= Exercise task =
Reproduce only the lines that begin at the line with "Extract the structured" and run to the end of the entries; omit every picture.

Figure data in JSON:
┄┄┄┄┄┄┄┄┄┄

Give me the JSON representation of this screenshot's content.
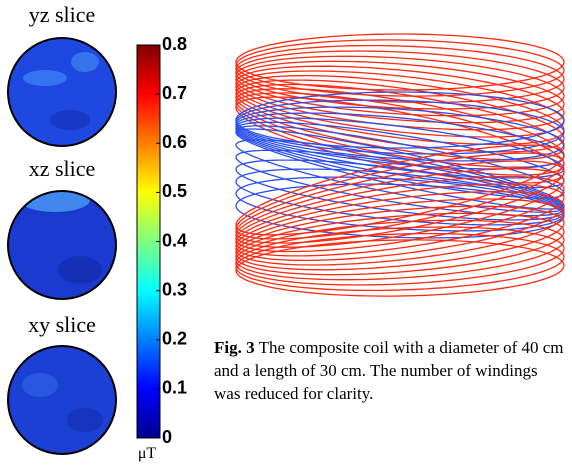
{
  "panels": [
    {
      "label": "yz slice"
    },
    {
      "label": "xz slice"
    },
    {
      "label": "xy slice"
    }
  ],
  "colorbar": {
    "lim": [
      0,
      0.8
    ],
    "ticks": [
      0,
      0.1,
      0.2,
      0.3,
      0.4,
      0.5,
      0.6,
      0.7,
      0.8
    ],
    "unit": "μT"
  },
  "caption": {
    "label": "Fig. 3",
    "text": "The composite coil with a diameter of 40 cm and a length of 30 cm.  The number of windings was reduced for clarity."
  }
}
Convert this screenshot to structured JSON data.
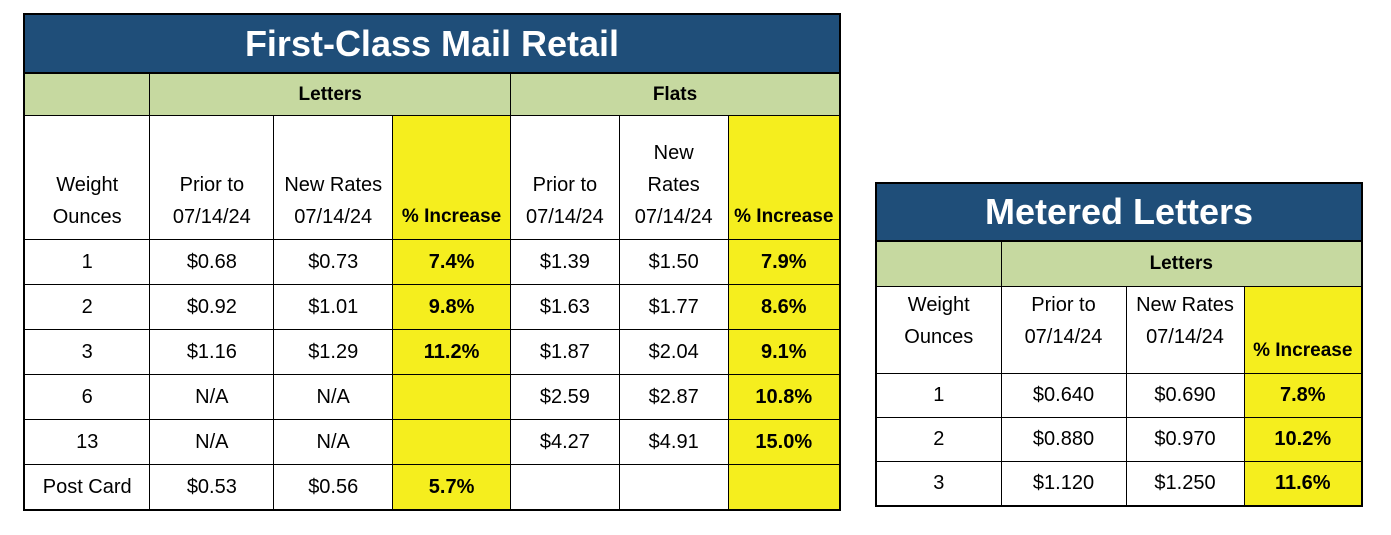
{
  "retail": {
    "title": "First-Class Mail Retail",
    "group_letters": "Letters",
    "group_flats": "Flats",
    "headers": {
      "weight_line1": "Weight",
      "weight_line2": "Ounces",
      "letters_prior_line1": "Prior to",
      "letters_prior_line2": "07/14/24",
      "letters_new_line1": "New Rates",
      "letters_new_line2": "07/14/24",
      "letters_pct": "% Increase",
      "flats_prior_line1": "Prior to",
      "flats_prior_line2": "07/14/24",
      "flats_new_line1": "New",
      "flats_new_line2": "Rates",
      "flats_new_line3": "07/14/24",
      "flats_pct": "% Increase"
    },
    "rows": [
      {
        "weight": "1",
        "l_prior": "$0.68",
        "l_new": "$0.73",
        "l_pct": "7.4%",
        "f_prior": "$1.39",
        "f_new": "$1.50",
        "f_pct": "7.9%"
      },
      {
        "weight": "2",
        "l_prior": "$0.92",
        "l_new": "$1.01",
        "l_pct": "9.8%",
        "f_prior": "$1.63",
        "f_new": "$1.77",
        "f_pct": "8.6%"
      },
      {
        "weight": "3",
        "l_prior": "$1.16",
        "l_new": "$1.29",
        "l_pct": "11.2%",
        "f_prior": "$1.87",
        "f_new": "$2.04",
        "f_pct": "9.1%"
      },
      {
        "weight": "6",
        "l_prior": "N/A",
        "l_new": "N/A",
        "l_pct": "",
        "f_prior": "$2.59",
        "f_new": "$2.87",
        "f_pct": "10.8%"
      },
      {
        "weight": "13",
        "l_prior": "N/A",
        "l_new": "N/A",
        "l_pct": "",
        "f_prior": "$4.27",
        "f_new": "$4.91",
        "f_pct": "15.0%"
      },
      {
        "weight": "Post Card",
        "l_prior": "$0.53",
        "l_new": "$0.56",
        "l_pct": "5.7%",
        "f_prior": "",
        "f_new": "",
        "f_pct": ""
      }
    ]
  },
  "metered": {
    "title": "Metered Letters",
    "group_letters": "Letters",
    "headers": {
      "weight_line1": "Weight",
      "weight_line2": "Ounces",
      "prior_line1": "Prior to",
      "prior_line2": "07/14/24",
      "new_line1": "New Rates",
      "new_line2": "07/14/24",
      "pct": "% Increase"
    },
    "rows": [
      {
        "weight": "1",
        "prior": "$0.640",
        "new": "$0.690",
        "pct": "7.8%"
      },
      {
        "weight": "2",
        "prior": "$0.880",
        "new": "$0.970",
        "pct": "10.2%"
      },
      {
        "weight": "3",
        "prior": "$1.120",
        "new": "$1.250",
        "pct": "11.6%"
      }
    ]
  },
  "colors": {
    "title_bg": "#1f4e79",
    "group_bg": "#c6d9a0",
    "highlight": "#f5ee1e"
  }
}
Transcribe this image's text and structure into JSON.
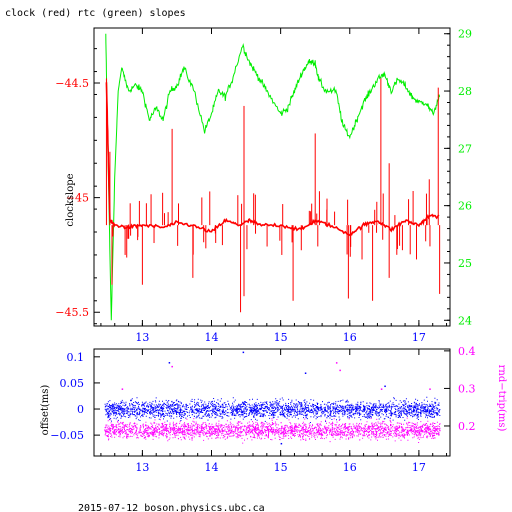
{
  "title": "clock (red) rtc (green) slopes",
  "footer": "2015-07-12 boson.physics.ubc.ca",
  "colors": {
    "axis": "#000000",
    "clock": "#ff0000",
    "rtc": "#00ee00",
    "offset": "#0000ff",
    "rndtrip": "#ff00ff",
    "xtick": "#0000ff"
  },
  "chart_data": [
    {
      "type": "line",
      "title": "clock (red) rtc (green) slopes",
      "xlabel": "",
      "xlim": [
        12.3,
        17.45
      ],
      "x_ticks": [
        13,
        14,
        15,
        16,
        17
      ],
      "x_tick_labels": [
        "13",
        "14",
        "15",
        "16",
        "17"
      ],
      "left_axis": {
        "label": "clockslope",
        "lim": [
          -45.56,
          -44.26
        ],
        "ticks": [
          -44.5,
          -45,
          -45.5
        ],
        "tick_labels": [
          "−44.5",
          "−45",
          "−45.5"
        ]
      },
      "right_axis": {
        "label": "",
        "lim": [
          23.9,
          29.1
        ],
        "ticks": [
          24,
          25,
          26,
          27,
          28,
          29
        ],
        "tick_labels": [
          "24",
          "25",
          "26",
          "27",
          "28",
          "29"
        ]
      },
      "series": [
        {
          "name": "clock",
          "axis": "left",
          "baseline": -45.12,
          "x": [
            12.48,
            12.53,
            12.6,
            12.8,
            13.0,
            13.3,
            13.5,
            13.7,
            14.0,
            14.2,
            14.4,
            14.55,
            14.7,
            15.0,
            15.3,
            15.5,
            15.7,
            16.0,
            16.2,
            16.4,
            16.6,
            16.8,
            17.0,
            17.15,
            17.3
          ],
          "y": [
            -44.5,
            -45.1,
            -45.12,
            -45.13,
            -45.12,
            -45.13,
            -45.11,
            -45.12,
            -45.15,
            -45.1,
            -45.12,
            -45.1,
            -45.12,
            -45.12,
            -45.14,
            -45.1,
            -45.12,
            -45.16,
            -45.12,
            -45.1,
            -45.14,
            -45.1,
            -45.12,
            -45.08,
            -45.08
          ],
          "spikes_up": [
            [
              12.48,
              -44.48
            ],
            [
              12.53,
              -44.8
            ],
            [
              13.43,
              -44.7
            ],
            [
              14.47,
              -44.6
            ],
            [
              15.5,
              -44.72
            ],
            [
              16.45,
              -44.48
            ],
            [
              16.57,
              -44.85
            ],
            [
              17.15,
              -44.92
            ],
            [
              17.28,
              -44.52
            ]
          ],
          "spikes_down": [
            [
              12.56,
              -45.38
            ],
            [
              12.75,
              -45.25
            ],
            [
              13.0,
              -45.38
            ],
            [
              13.73,
              -45.35
            ],
            [
              14.42,
              -45.5
            ],
            [
              14.47,
              -45.43
            ],
            [
              15.18,
              -45.45
            ],
            [
              15.98,
              -45.44
            ],
            [
              16.33,
              -45.45
            ],
            [
              16.57,
              -45.35
            ],
            [
              17.3,
              -45.42
            ]
          ]
        },
        {
          "name": "rtc",
          "axis": "right",
          "x": [
            12.47,
            12.5,
            12.55,
            12.6,
            12.65,
            12.7,
            12.8,
            12.9,
            13.0,
            13.1,
            13.2,
            13.3,
            13.4,
            13.5,
            13.6,
            13.75,
            13.9,
            14.0,
            14.1,
            14.2,
            14.3,
            14.45,
            14.55,
            14.65,
            14.75,
            14.85,
            15.0,
            15.1,
            15.2,
            15.3,
            15.4,
            15.5,
            15.55,
            15.65,
            15.8,
            15.9,
            16.0,
            16.1,
            16.2,
            16.3,
            16.4,
            16.5,
            16.6,
            16.7,
            16.8,
            16.9,
            17.0,
            17.1,
            17.2,
            17.3
          ],
          "y": [
            29.0,
            27.0,
            24.0,
            26.5,
            28.0,
            28.4,
            28.0,
            28.1,
            28.0,
            27.5,
            27.7,
            27.5,
            28.0,
            28.1,
            28.4,
            28.0,
            27.3,
            27.6,
            28.0,
            27.9,
            28.2,
            28.8,
            28.5,
            28.3,
            28.1,
            27.9,
            27.6,
            27.7,
            28.0,
            28.3,
            28.5,
            28.5,
            28.2,
            28.0,
            28.0,
            27.4,
            27.2,
            27.5,
            27.8,
            28.0,
            28.2,
            28.3,
            28.0,
            28.2,
            28.1,
            27.9,
            27.8,
            27.8,
            27.6,
            27.9
          ]
        }
      ]
    },
    {
      "type": "scatter",
      "xlabel": "",
      "xlim": [
        12.3,
        17.45
      ],
      "x_ticks": [
        13,
        14,
        15,
        16,
        17
      ],
      "x_tick_labels": [
        "13",
        "14",
        "15",
        "16",
        "17"
      ],
      "left_axis": {
        "label": "offset(ms)",
        "lim": [
          -0.09,
          0.115
        ],
        "ticks": [
          0.1,
          0.05,
          0,
          -0.05
        ],
        "tick_labels": [
          "0.1",
          "0.05",
          "0",
          "−0.05"
        ]
      },
      "right_axis": {
        "label": "rnd−trip(ms)",
        "lim": [
          0.12,
          0.405
        ],
        "ticks": [
          0.2,
          0.3,
          0.4
        ],
        "tick_labels": [
          "0.2",
          "0.3",
          "0.4"
        ]
      },
      "series": [
        {
          "name": "offset",
          "axis": "left",
          "x_range": [
            12.45,
            17.3
          ],
          "center": 0.0,
          "spread": 0.02,
          "outliers": [
            [
              13.38,
              0.09
            ],
            [
              14.45,
              0.11
            ],
            [
              15.35,
              0.07
            ],
            [
              16.5,
              0.045
            ],
            [
              15.0,
              -0.065
            ]
          ]
        },
        {
          "name": "rnd-trip",
          "axis": "right",
          "x_range": [
            12.45,
            17.3
          ],
          "center": 0.19,
          "spread": 0.025,
          "outliers": [
            [
              13.42,
              0.36
            ],
            [
              15.8,
              0.37
            ],
            [
              15.85,
              0.35
            ],
            [
              16.45,
              0.3
            ],
            [
              17.15,
              0.3
            ],
            [
              12.7,
              0.3
            ]
          ]
        }
      ]
    }
  ]
}
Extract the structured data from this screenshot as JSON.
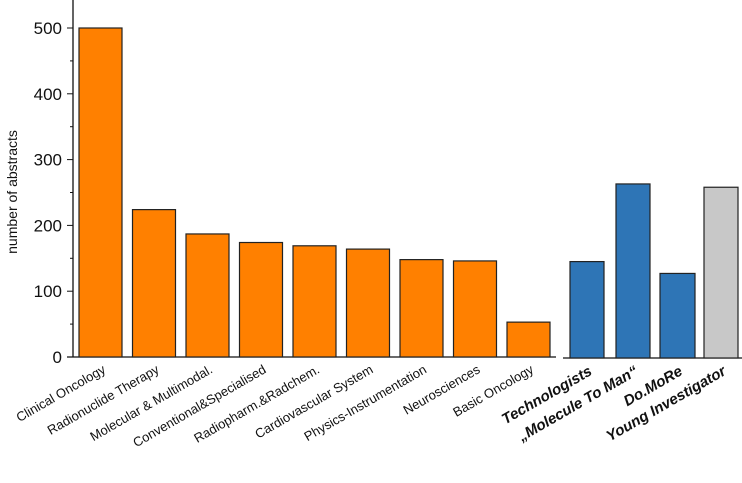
{
  "chart_data": {
    "type": "bar",
    "title": "",
    "xlabel": "",
    "ylabel": "number of abstracts",
    "ylim": [
      0,
      540
    ],
    "yticks": [
      0,
      100,
      200,
      300,
      400,
      500
    ],
    "grid": false,
    "groups": [
      {
        "color": "#ff8000",
        "categories": [
          "Clinical Oncology",
          "Radionuclide Therapy",
          "Molecular & Multimodal.",
          "Conventional&Specialised",
          "Radiopharm.&Radchem.",
          "Cardiovascular System",
          "Physics-Instrumentation",
          "Neurosciences",
          "Basic Oncology"
        ],
        "values": [
          500,
          224,
          187,
          174,
          169,
          164,
          148,
          146,
          53
        ]
      },
      {
        "color": "#2e75b6",
        "categories": [
          "Technologists",
          "„Molecule To Man“",
          "Do.MoRe"
        ],
        "values": [
          145,
          263,
          127
        ]
      },
      {
        "color": "#c8c8c8",
        "categories": [
          "Young Investigator"
        ],
        "values": [
          258
        ]
      }
    ]
  }
}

┄┄┄┄┄┄┄┄┄┄

= Solution for this task =
Extract the structured data from this screenshot as JSON.
{
  "chart_data": {
    "type": "bar",
    "title": "",
    "xlabel": "",
    "ylabel": "number of abstracts",
    "ylim": [
      0,
      540
    ],
    "yticks": [
      0,
      100,
      200,
      300,
      400,
      500
    ],
    "grid": false,
    "groups": [
      {
        "color": "#ff8000",
        "categories": [
          "Clinical Oncology",
          "Radionuclide Therapy",
          "Molecular & Multimodal.",
          "Conventional&Specialised",
          "Radiopharm.&Radchem.",
          "Cardiovascular System",
          "Physics-Instrumentation",
          "Neurosciences",
          "Basic Oncology"
        ],
        "values": [
          500,
          224,
          187,
          174,
          169,
          164,
          148,
          146,
          53
        ]
      },
      {
        "color": "#2e75b6",
        "categories": [
          "Technologists",
          "„Molecule To Man“",
          "Do.MoRe"
        ],
        "values": [
          145,
          263,
          127
        ]
      },
      {
        "color": "#c8c8c8",
        "categories": [
          "Young Investigator"
        ],
        "values": [
          258
        ]
      }
    ]
  }
}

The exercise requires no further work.